*** Opening Document passage ***

We do not believe that the participants will be exposed to excessive risk by participation in this study since the visit schedule dictated by the protocol is similar to that undertaken in daily clinical practice. Neither do we foresee any risk to the patients in obtaining the pharyngeal sample.

Study limitations

Acute pharyngitis is a very common process and we will be able to obtain the sample size required in this protocol without difficulty. In addition, the protocol is adapted to the way in which primary care physicians work and therefore implies neither ethical nor legal problems for its undertaking in our setting. The only difference with the usual practice will be the performance of RADT and the collection of the sample for culture. However, both procedures are relatively rapid and simple and are widely used in other countries. We hope there will not be any logistic problems with the submission of samples from the health care centers to the laboratory for culture since we will be personally responsible for this task. There are no major differences in the GABHS detection technique in the different laboratories of our setting and thus, no bias in this sense is expected. Centers and practitioners willing to participate may be more motivated professionals and will more likely to follow current guidelines and follow better clinical practice. This aspect could reduce the impact of the results obtained in relation to the optimization of treatment of acute pharyngitis with RADT. We do not expect many dropouts since the protocol is very similar to usual practice.

*** Closing Document passage ***

[Work instruction 1] In the passage on the pharyngitis study, who will take the samples from the health care centers to the laboratory for culture?
[Work instruction 2] Please continue the pharyngitis study passage from its final sentence.

*** Opening Data shown ***

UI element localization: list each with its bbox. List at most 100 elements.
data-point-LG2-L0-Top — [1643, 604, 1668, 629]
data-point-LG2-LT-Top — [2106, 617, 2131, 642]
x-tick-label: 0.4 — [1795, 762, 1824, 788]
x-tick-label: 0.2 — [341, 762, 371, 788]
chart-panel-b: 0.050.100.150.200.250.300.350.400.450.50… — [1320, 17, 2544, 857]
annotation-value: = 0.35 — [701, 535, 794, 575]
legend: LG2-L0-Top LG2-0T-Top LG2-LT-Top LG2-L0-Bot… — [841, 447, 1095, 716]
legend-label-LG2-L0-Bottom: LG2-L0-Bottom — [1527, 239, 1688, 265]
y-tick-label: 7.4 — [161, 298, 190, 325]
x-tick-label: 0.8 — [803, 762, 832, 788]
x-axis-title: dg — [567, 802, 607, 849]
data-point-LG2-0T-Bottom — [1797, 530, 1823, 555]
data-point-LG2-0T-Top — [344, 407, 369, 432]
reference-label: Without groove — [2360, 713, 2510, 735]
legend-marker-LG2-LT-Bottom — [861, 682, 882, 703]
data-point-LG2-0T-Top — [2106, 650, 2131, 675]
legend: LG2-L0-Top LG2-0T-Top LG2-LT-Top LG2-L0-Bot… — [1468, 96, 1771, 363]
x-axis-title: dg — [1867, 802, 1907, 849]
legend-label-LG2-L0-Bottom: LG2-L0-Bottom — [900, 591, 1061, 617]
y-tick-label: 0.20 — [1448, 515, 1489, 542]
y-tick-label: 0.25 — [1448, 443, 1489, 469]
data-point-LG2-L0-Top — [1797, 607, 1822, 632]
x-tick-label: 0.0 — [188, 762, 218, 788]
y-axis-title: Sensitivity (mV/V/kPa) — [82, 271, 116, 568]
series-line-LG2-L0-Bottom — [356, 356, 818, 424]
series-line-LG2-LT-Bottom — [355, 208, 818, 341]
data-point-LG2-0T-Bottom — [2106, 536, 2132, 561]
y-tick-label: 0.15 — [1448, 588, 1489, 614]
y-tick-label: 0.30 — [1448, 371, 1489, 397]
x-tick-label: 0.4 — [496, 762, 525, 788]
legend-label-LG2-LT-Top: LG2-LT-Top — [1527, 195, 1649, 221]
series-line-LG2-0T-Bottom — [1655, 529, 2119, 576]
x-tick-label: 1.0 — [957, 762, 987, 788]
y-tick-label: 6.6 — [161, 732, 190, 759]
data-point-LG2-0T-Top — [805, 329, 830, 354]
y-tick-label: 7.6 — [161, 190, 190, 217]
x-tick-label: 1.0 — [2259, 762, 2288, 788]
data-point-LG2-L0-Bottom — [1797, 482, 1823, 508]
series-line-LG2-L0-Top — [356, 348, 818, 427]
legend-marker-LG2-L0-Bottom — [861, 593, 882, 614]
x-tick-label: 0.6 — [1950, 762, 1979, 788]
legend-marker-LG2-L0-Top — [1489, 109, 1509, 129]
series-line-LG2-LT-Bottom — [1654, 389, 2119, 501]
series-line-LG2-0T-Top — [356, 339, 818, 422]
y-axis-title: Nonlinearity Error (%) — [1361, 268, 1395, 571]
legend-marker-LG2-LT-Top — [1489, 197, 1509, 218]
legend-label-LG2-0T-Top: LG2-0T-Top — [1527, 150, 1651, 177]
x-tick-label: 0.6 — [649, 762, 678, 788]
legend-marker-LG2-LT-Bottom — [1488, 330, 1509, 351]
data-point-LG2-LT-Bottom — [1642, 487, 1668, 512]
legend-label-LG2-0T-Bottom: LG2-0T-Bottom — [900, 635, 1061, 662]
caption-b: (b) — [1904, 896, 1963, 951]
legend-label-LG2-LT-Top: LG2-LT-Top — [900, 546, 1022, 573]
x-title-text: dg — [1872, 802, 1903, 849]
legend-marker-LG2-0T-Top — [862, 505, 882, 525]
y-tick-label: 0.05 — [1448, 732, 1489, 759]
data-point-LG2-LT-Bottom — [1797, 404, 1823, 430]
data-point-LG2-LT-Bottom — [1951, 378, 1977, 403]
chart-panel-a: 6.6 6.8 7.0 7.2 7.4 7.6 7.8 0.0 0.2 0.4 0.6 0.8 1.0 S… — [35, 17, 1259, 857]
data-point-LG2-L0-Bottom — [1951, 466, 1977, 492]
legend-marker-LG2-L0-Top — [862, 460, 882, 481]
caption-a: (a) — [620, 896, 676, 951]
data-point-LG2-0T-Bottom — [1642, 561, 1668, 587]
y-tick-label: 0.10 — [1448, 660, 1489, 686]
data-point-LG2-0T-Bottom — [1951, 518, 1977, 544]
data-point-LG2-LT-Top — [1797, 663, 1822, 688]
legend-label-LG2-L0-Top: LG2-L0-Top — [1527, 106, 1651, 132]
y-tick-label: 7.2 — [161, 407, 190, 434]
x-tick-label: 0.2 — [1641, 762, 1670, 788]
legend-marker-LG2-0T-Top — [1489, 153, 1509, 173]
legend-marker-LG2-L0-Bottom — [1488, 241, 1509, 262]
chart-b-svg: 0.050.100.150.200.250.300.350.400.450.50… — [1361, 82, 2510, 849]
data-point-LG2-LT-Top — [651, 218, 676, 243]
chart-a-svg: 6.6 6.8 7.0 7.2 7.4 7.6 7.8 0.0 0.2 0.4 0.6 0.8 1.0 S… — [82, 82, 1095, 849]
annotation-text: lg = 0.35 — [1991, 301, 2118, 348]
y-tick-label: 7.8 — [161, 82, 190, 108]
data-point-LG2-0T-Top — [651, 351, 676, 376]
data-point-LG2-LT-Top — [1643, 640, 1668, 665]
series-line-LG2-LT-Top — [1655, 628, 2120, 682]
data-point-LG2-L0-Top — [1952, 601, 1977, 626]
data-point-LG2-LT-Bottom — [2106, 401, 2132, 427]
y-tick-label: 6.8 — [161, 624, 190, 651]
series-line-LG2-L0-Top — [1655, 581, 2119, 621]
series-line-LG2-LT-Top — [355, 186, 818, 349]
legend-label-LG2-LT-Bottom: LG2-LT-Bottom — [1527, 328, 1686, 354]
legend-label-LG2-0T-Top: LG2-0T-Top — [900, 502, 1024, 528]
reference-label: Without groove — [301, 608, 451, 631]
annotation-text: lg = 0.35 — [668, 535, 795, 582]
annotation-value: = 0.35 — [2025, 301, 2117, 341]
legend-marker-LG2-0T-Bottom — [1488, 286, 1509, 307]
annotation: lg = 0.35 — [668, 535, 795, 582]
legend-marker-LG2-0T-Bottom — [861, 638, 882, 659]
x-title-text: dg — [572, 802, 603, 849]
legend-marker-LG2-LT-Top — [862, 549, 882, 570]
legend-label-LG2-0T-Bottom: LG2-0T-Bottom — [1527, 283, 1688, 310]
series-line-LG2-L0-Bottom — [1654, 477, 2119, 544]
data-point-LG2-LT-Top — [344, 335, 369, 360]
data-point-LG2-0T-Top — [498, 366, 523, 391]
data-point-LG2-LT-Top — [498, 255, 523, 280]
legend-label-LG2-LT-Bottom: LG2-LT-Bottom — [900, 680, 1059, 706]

*** Closing Data shown ***

[Output 1] The study's authors will personally handle the submission of samples.

[Output 2]
Ethical and organizational review

The study will be conducted according to guidelines of the Helsinki Declaration and the Good Clinical Research Practice. The Project has been approved by the Ethical and Clinical Research Committee of the Jordi Gol Institute of Research in Primary Health Care. The certificate number is P06/03.

Informed consent: The information will be provided orally as well as written. Study subjects will have sufficient opportunity to ask questions regarding study details. Informed consent follows the guidelines of Helsinki Declaration and the rules of Title I, Article 12 of the Spanish Royal Decree 561 of the 16th April 1993

Data confidentiality: Individual data will be coded to ensure anonymity. Only researchers and monitors will have access to the data.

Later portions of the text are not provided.